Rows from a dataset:
::::::

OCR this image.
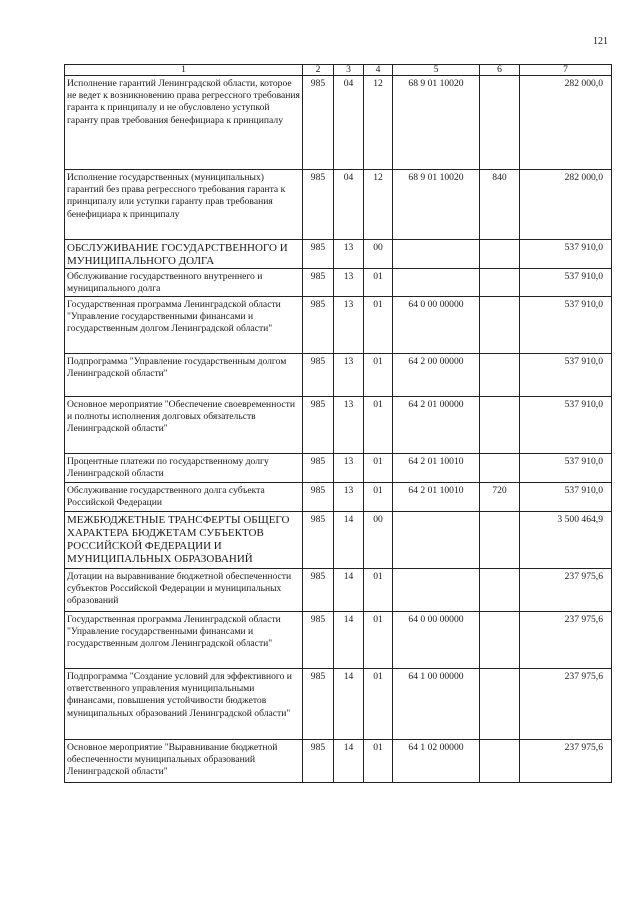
121
1	2	3	4	5	6	7
Исполнение гарантий Ленинградской области, которое не ведет к возникновению права регрессного требования гаранта к принципалу и не обусловлено уступкой гаранту прав требования бенефициара к принципалу	985	04	12	68 9 01 10020		282 000,0
Исполнение государственных (муниципальных) гарантий без права регрессного требования гаранта к принципалу или уступки гаранту прав требования бенефициара к принципалу	985	04	12	68 9 01 10020	840	282 000,0
ОБСЛУЖИВАНИЕ ГОСУДАРСТВЕННОГО И МУНИЦИПАЛЬНОГО ДОЛГА	985	13	00			537 910,0
Обслуживание государственного внутреннего и муниципального долга	985	13	01			537 910,0
Государственная программа Ленинградской области "Управление государственными финансами и государственным долгом Ленинградской области"	985	13	01	64 0 00 00000		537 910,0
Подпрограмма "Управление государственным долгом Ленинградской области"	985	13	01	64 2 00 00000		537 910,0
Основное мероприятие "Обеспечение своевременности и полноты исполнения долговых обязательств Ленинградской области"	985	13	01	64 2 01 00000		537 910,0
Процентные платежи по государственному долгу Ленинградской области	985	13	01	64 2 01 10010		537 910,0
Обслуживание государственного долга субъекта Российской Федерации	985	13	01	64 2 01 10010	720	537 910,0
МЕЖБЮДЖЕТНЫЕ ТРАНСФЕРТЫ ОБЩЕГО ХАРАКТЕРА БЮДЖЕТАМ СУБЪЕКТОВ РОССИЙСКОЙ ФЕДЕРАЦИИ И МУНИЦИПАЛЬНЫХ ОБРАЗОВАНИЙ	985	14	00			3 500 464,9
Дотации на выравнивание бюджетной обеспеченности субъектов Российской Федерации и муниципальных образований	985	14	01			237 975,6
Государственная программа Ленинградской области "Управление государственными финансами и государственным долгом Ленинградской области"	985	14	01	64 0 00 00000		237 975,6
Подпрограмма "Создание условий для эффективного и ответственного управления муниципальными финансами, повышения устойчивости бюджетов муниципальных образований Ленинградской области"	985	14	01	64 1 00 00000		237 975,6
Основное мероприятие "Выравнивание бюджетной обеспеченности муниципальных образований Ленинградской области"	985	14	01	64 1 02 00000		237 975,6
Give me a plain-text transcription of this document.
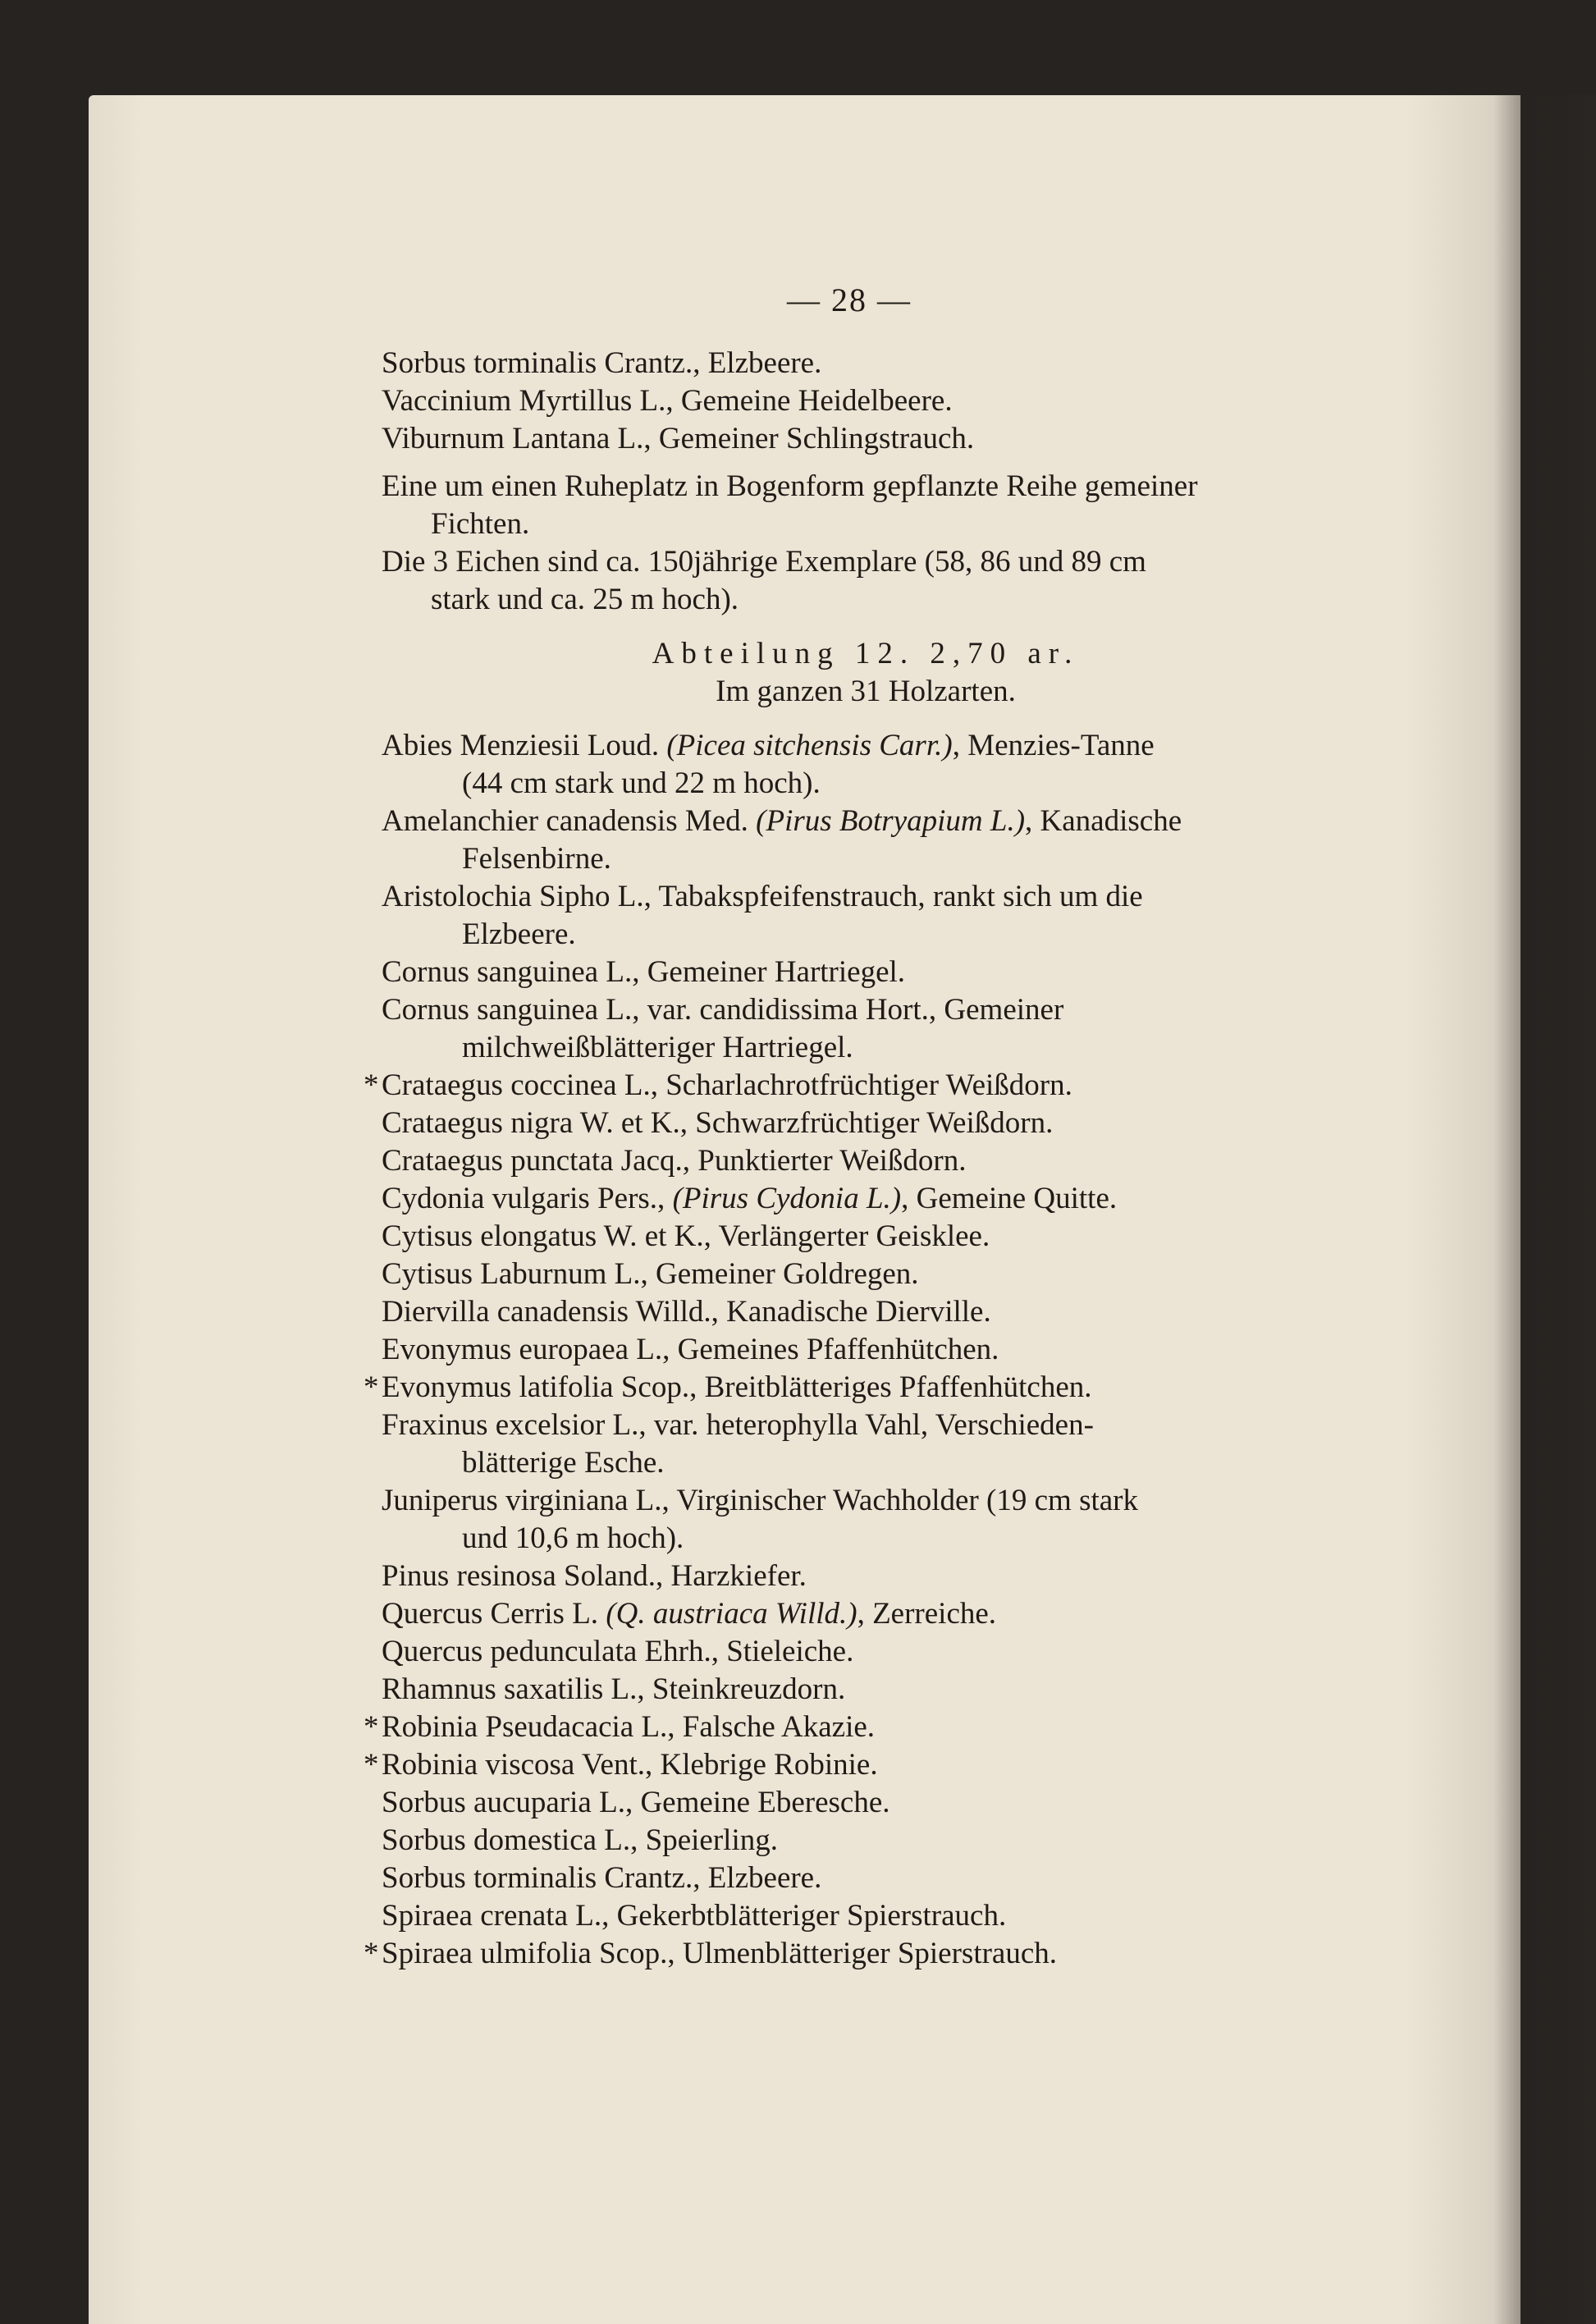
— 28 —
Sorbus torminalis Crantz., Elzbeere.
Vaccinium Myrtillus L., Gemeine Heidelbeere.
Viburnum Lantana L., Gemeiner Schlingstrauch.
Eine um einen Ruheplatz in Bogenform gepflanzte Reihe gemeiner
Fichten.
Die 3 Eichen sind ca. 150jährige Exemplare (58, 86 und 89 cm
stark und ca. 25 m hoch).
Abteilung 12. 2,70 ar.
Im ganzen 31 Holzarten.
Abies Menziesii Loud. (Picea sitchensis Carr.), Menzies-Tanne
(44 cm stark und 22 m hoch).
Amelanchier canadensis Med. (Pirus Botryapium L.), Kanadische
Felsenbirne.
Aristolochia Sipho L., Tabakspfeifenstrauch, rankt sich um die
Elzbeere.
Cornus sanguinea L., Gemeiner Hartriegel.
Cornus sanguinea L., var. candidissima Hort., Gemeiner
milchweißblätteriger Hartriegel.
* Crataegus coccinea L., Scharlachrotfrüchtiger Weißdorn.
Crataegus nigra W. et K., Schwarzfrüchtiger Weißdorn.
Crataegus punctata Jacq., Punktierter Weißdorn.
Cydonia vulgaris Pers., (Pirus Cydonia L.), Gemeine Quitte.
Cytisus elongatus W. et K., Verlängerter Geisklee.
Cytisus Laburnum L., Gemeiner Goldregen.
Diervilla canadensis Willd., Kanadische Dierville.
Evonymus europaea L., Gemeines Pfaffenhütchen.
* Evonymus latifolia Scop., Breitblätteriges Pfaffenhütchen.
Fraxinus excelsior L., var. heterophylla Vahl, Verschieden-
blätterige Esche.
Juniperus virginiana L., Virginischer Wachholder (19 cm stark
und 10,6 m hoch).
Pinus resinosa Soland., Harzkiefer.
Quercus Cerris L. (Q. austriaca Willd.), Zerreiche.
Quercus pedunculata Ehrh., Stieleiche.
Rhamnus saxatilis L., Steinkreuzdorn.
* Robinia Pseudacacia L., Falsche Akazie.
* Robinia viscosa Vent., Klebrige Robinie.
Sorbus aucuparia L., Gemeine Eberesche.
Sorbus domestica L., Speierling.
Sorbus torminalis Crantz., Elzbeere.
Spiraea crenata L., Gekerbtblätteriger Spierstrauch.
* Spiraea ulmifolia Scop., Ulmenblätteriger Spierstrauch.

::::::

* WHAT IS REQUIRED
Omit the pictures and reproduce the listing exactly.

* THE SOLUTION
OCR this image.
121
1	2	3	4	5	6	7
Исполнение гарантий Ленинградской области, которое не ведет к возникновению права регрессного требования гаранта к принципалу и не обусловлено уступкой гаранту прав требования бенефициара к принципалу	985	04	12	68 9 01 10020		282 000,0
Исполнение государственных (муниципальных) гарантий без права регрессного требования гаранта к принципалу или уступки гаранту прав требования бенефициара к принципалу	985	04	12	68 9 01 10020	840	282 000,0
ОБСЛУЖИВАНИЕ ГОСУДАРСТВЕННОГО И МУНИЦИПАЛЬНОГО ДОЛГА	985	13	00			537 910,0
Обслуживание государственного внутреннего и муниципального долга	985	13	01			537 910,0
Государственная программа Ленинградской области "Управление государственными финансами и государственным долгом Ленинградской области"	985	13	01	64 0 00 00000		537 910,0
Подпрограмма "Управление государственным долгом Ленинградской области"	985	13	01	64 2 00 00000		537 910,0
Основное мероприятие "Обеспечение своевременности и полноты исполнения долговых обязательств Ленинградской области"	985	13	01	64 2 01 00000		537 910,0
Процентные платежи по государственному долгу Ленинградской области	985	13	01	64 2 01 10010		537 910,0
Обслуживание государственного долга субъекта Российской Федерации	985	13	01	64 2 01 10010	720	537 910,0
МЕЖБЮДЖЕТНЫЕ ТРАНСФЕРТЫ ОБЩЕГО ХАРАКТЕРА БЮДЖЕТАМ СУБЪЕКТОВ РОССИЙСКОЙ ФЕДЕРАЦИИ И МУНИЦИПАЛЬНЫХ ОБРАЗОВАНИЙ	985	14	00			3 500 464,9
Дотации на выравнивание бюджетной обеспеченности субъектов Российской Федерации и муниципальных образований	985	14	01			237 975,6
Государственная программа Ленинградской области "Управление государственными финансами и государственным долгом Ленинградской области"	985	14	01	64 0 00 00000		237 975,6
Подпрограмма "Создание условий для эффективного и ответственного управления муниципальными финансами, повышения устойчивости бюджетов муниципальных образований Ленинградской области"	985	14	01	64 1 00 00000		237 975,6
Основное мероприятие "Выравнивание бюджетной обеспеченности муниципальных образований Ленинградской области"	985	14	01	64 1 02 00000		237 975,6
Give me a plain-text transcription of this document.
— 28 —
Sorbus torminalis Crantz., Elzbeere.
Vaccinium Myrtillus L., Gemeine Heidelbeere.
Viburnum Lantana L., Gemeiner Schlingstrauch.
Eine um einen Ruheplatz in Bogenform gepflanzte Reihe gemeiner
Fichten.
Die 3 Eichen sind ca. 150jährige Exemplare (58, 86 und 89 cm
stark und ca. 25 m hoch).
Abteilung 12. 2,70 ar.
Im ganzen 31 Holzarten.
Abies Menziesii Loud. (Picea sitchensis Carr.), Menzies-Tanne
(44 cm stark und 22 m hoch).
Amelanchier canadensis Med. (Pirus Botryapium L.), Kanadische
Felsenbirne.
Aristolochia Sipho L., Tabakspfeifenstrauch, rankt sich um die
Elzbeere.
Cornus sanguinea L., Gemeiner Hartriegel.
Cornus sanguinea L., var. candidissima Hort., Gemeiner
milchweißblätteriger Hartriegel.
* Crataegus coccinea L., Scharlachrotfrüchtiger Weißdorn.
Crataegus nigra W. et K., Schwarzfrüchtiger Weißdorn.
Crataegus punctata Jacq., Punktierter Weißdorn.
Cydonia vulgaris Pers., (Pirus Cydonia L.), Gemeine Quitte.
Cytisus elongatus W. et K., Verlängerter Geisklee.
Cytisus Laburnum L., Gemeiner Goldregen.
Diervilla canadensis Willd., Kanadische Dierville.
Evonymus europaea L., Gemeines Pfaffenhütchen.
* Evonymus latifolia Scop., Breitblätteriges Pfaffenhütchen.
Fraxinus excelsior L., var. heterophylla Vahl, Verschieden-
blätterige Esche.
Juniperus virginiana L., Virginischer Wachholder (19 cm stark
und 10,6 m hoch).
Pinus resinosa Soland., Harzkiefer.
Quercus Cerris L. (Q. austriaca Willd.), Zerreiche.
Quercus pedunculata Ehrh., Stieleiche.
Rhamnus saxatilis L., Steinkreuzdorn.
* Robinia Pseudacacia L., Falsche Akazie.
* Robinia viscosa Vent., Klebrige Robinie.
Sorbus aucuparia L., Gemeine Eberesche.
Sorbus domestica L., Speierling.
Sorbus torminalis Crantz., Elzbeere.
Spiraea crenata L., Gekerbtblätteriger Spierstrauch.
* Spiraea ulmifolia Scop., Ulmenblätteriger Spierstrauch.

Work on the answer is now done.